■ **DIRECTIVE**
Can you pull out each line of the data below that includes the word "Meanwhile"?
****************************************
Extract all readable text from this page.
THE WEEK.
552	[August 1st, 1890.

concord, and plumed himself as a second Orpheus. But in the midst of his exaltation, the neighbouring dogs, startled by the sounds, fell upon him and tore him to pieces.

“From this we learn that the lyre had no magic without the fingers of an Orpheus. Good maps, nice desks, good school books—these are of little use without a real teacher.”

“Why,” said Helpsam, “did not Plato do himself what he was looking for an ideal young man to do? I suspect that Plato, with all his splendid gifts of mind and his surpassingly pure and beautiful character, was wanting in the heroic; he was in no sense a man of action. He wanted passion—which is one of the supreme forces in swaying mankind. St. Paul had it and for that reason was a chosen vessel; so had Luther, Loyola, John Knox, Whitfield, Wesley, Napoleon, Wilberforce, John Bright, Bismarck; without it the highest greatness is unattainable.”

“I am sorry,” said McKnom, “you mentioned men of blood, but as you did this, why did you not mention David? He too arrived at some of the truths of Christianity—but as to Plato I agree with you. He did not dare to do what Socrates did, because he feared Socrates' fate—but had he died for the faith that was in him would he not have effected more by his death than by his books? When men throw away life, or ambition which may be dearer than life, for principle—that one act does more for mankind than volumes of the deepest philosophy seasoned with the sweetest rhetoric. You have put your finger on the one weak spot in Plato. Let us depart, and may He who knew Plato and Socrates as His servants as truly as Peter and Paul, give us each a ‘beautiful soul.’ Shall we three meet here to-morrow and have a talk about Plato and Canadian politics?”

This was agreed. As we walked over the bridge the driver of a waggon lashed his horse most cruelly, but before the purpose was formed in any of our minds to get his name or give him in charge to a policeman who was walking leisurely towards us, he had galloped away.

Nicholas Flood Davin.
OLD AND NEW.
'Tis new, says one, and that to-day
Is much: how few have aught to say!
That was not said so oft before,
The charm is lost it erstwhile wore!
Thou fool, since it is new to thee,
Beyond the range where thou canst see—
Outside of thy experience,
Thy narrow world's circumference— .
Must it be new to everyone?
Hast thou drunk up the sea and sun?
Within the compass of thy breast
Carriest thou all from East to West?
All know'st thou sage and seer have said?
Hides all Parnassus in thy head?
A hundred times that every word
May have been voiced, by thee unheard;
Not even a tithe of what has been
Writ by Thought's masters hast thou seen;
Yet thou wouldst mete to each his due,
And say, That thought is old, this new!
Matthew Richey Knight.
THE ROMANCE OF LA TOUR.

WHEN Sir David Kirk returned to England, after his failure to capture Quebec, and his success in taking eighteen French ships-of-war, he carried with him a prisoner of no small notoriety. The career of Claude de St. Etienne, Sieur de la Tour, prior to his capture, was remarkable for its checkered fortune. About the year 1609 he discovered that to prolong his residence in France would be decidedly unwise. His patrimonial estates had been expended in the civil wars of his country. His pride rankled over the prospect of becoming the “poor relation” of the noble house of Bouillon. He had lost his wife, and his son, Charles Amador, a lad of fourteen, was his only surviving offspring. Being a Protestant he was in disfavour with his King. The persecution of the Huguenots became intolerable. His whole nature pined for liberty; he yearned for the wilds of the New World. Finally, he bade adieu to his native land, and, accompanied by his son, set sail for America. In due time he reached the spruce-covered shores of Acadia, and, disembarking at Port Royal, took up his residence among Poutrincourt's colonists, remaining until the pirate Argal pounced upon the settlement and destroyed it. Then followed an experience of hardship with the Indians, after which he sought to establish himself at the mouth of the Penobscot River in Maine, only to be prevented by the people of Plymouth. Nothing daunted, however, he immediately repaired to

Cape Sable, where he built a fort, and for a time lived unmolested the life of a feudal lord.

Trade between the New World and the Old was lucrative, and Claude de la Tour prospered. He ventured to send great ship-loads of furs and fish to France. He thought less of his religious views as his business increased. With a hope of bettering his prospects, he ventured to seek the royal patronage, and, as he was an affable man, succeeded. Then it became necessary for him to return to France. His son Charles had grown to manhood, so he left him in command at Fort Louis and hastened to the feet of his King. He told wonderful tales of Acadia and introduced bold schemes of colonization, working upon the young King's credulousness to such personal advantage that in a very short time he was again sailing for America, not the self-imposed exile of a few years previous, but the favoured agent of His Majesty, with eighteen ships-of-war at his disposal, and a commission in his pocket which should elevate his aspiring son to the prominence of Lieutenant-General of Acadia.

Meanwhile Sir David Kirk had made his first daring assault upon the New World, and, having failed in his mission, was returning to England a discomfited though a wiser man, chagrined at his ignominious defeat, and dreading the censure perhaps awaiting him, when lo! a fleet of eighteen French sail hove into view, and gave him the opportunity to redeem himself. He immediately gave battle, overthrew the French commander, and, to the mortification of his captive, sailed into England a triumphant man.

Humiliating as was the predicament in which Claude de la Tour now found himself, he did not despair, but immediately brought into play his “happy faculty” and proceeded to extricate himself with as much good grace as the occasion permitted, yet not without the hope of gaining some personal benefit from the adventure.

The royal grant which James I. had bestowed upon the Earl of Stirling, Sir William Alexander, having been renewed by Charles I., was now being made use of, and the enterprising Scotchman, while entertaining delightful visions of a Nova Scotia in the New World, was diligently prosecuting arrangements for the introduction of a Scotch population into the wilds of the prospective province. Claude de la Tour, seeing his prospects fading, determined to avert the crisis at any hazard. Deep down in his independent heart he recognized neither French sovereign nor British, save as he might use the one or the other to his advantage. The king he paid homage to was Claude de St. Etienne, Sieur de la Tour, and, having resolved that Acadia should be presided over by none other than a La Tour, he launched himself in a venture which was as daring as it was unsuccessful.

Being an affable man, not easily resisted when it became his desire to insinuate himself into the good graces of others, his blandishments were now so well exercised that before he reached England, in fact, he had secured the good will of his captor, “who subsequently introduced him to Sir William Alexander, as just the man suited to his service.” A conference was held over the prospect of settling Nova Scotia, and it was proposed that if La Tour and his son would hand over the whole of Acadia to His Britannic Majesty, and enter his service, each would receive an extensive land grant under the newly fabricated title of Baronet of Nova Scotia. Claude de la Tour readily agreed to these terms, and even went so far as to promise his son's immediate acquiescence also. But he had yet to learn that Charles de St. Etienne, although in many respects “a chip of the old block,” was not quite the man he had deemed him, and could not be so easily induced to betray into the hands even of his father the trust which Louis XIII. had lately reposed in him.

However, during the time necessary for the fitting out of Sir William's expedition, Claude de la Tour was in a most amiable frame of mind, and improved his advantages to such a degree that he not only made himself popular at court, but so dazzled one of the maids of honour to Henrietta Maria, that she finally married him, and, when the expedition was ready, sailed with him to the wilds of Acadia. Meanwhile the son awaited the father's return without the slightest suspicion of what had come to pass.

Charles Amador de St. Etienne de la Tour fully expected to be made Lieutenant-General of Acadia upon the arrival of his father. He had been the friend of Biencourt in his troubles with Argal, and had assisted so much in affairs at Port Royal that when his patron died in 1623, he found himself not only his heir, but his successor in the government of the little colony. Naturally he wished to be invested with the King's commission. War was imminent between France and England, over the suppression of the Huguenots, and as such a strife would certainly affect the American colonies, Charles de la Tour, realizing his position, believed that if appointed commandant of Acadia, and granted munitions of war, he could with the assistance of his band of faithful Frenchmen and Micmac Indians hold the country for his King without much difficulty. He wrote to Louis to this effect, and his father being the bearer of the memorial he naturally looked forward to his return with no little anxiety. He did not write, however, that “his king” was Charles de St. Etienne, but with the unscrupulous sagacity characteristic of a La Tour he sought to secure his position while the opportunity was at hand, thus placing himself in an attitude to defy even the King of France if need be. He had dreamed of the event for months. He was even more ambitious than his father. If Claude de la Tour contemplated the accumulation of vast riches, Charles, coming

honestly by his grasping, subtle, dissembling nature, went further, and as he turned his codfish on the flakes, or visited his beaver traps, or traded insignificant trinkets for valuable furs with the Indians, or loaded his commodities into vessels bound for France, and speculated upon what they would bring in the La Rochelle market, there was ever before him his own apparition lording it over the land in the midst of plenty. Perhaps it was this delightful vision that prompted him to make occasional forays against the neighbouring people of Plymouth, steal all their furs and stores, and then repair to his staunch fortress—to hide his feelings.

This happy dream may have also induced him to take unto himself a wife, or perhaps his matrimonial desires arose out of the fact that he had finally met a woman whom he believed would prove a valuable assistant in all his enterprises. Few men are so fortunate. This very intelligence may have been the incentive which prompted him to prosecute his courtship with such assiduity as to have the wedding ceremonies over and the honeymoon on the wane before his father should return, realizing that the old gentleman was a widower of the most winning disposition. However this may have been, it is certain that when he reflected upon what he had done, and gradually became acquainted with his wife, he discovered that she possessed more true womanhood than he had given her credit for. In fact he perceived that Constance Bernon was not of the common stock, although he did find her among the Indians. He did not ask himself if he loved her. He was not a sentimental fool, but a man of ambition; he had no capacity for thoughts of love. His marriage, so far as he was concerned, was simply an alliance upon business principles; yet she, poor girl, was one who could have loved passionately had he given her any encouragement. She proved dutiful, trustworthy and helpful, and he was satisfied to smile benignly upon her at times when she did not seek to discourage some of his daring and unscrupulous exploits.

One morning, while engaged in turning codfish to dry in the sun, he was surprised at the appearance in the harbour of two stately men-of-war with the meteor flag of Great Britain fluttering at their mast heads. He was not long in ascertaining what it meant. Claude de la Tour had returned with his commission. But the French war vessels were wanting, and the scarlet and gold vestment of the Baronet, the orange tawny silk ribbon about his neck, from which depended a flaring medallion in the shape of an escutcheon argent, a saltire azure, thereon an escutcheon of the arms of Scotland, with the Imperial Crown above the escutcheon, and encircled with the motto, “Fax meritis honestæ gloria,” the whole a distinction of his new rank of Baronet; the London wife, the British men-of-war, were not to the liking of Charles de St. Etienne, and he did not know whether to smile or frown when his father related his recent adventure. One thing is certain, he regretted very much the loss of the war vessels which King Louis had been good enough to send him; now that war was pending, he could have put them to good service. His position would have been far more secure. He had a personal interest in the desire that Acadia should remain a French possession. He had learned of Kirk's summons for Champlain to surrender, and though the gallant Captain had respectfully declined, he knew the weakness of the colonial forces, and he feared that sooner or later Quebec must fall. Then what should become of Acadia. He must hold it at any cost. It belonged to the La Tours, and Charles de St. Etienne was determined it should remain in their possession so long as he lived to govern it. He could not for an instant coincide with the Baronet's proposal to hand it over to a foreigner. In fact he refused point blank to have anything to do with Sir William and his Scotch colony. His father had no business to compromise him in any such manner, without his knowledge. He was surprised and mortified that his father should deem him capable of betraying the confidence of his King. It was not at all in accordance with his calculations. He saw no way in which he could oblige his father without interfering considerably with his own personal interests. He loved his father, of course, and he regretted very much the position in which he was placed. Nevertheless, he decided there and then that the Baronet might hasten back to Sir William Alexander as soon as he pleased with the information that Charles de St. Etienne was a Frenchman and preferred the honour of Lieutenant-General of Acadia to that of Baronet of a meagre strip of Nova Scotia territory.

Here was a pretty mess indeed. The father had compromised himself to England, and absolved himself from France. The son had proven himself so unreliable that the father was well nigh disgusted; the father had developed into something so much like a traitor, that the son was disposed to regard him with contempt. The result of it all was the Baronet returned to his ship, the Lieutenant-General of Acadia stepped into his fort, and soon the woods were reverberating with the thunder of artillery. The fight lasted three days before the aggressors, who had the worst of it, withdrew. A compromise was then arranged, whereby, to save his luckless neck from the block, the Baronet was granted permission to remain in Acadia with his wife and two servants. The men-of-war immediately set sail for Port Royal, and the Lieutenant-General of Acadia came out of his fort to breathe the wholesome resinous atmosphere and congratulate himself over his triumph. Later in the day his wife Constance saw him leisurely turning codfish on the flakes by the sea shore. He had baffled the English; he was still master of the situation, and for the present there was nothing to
****************************************
■ **CORRECT RESULT**
Meanwhile Sir David Kirk had made his first daring assault upon the New World, and, having failed in his mission, was returning to England a discomfited though a wiser man, chagrined at his ignominious defeat, and dreading the censure perhaps awaiting him, when lo! a fleet of eighteen French sail hove into view, and gave him the opportunity to redeem himself. He immediately gave battle, overthrew the French commander, and, to the mortification of his captive, sailed into England a triumphant man.
However, during the time necessary for the fitting out of Sir William's expedition, Claude de la Tour was in a most amiable frame of mind, and improved his advantages to such a degree that he not only made himself popular at court, but so dazzled one of the maids of honour to Henrietta Maria, that she finally married him, and, when the expedition was ready, sailed with him to the wilds of Acadia. Meanwhile the son awaited the father's return without the slightest suspicion of what had come to pass.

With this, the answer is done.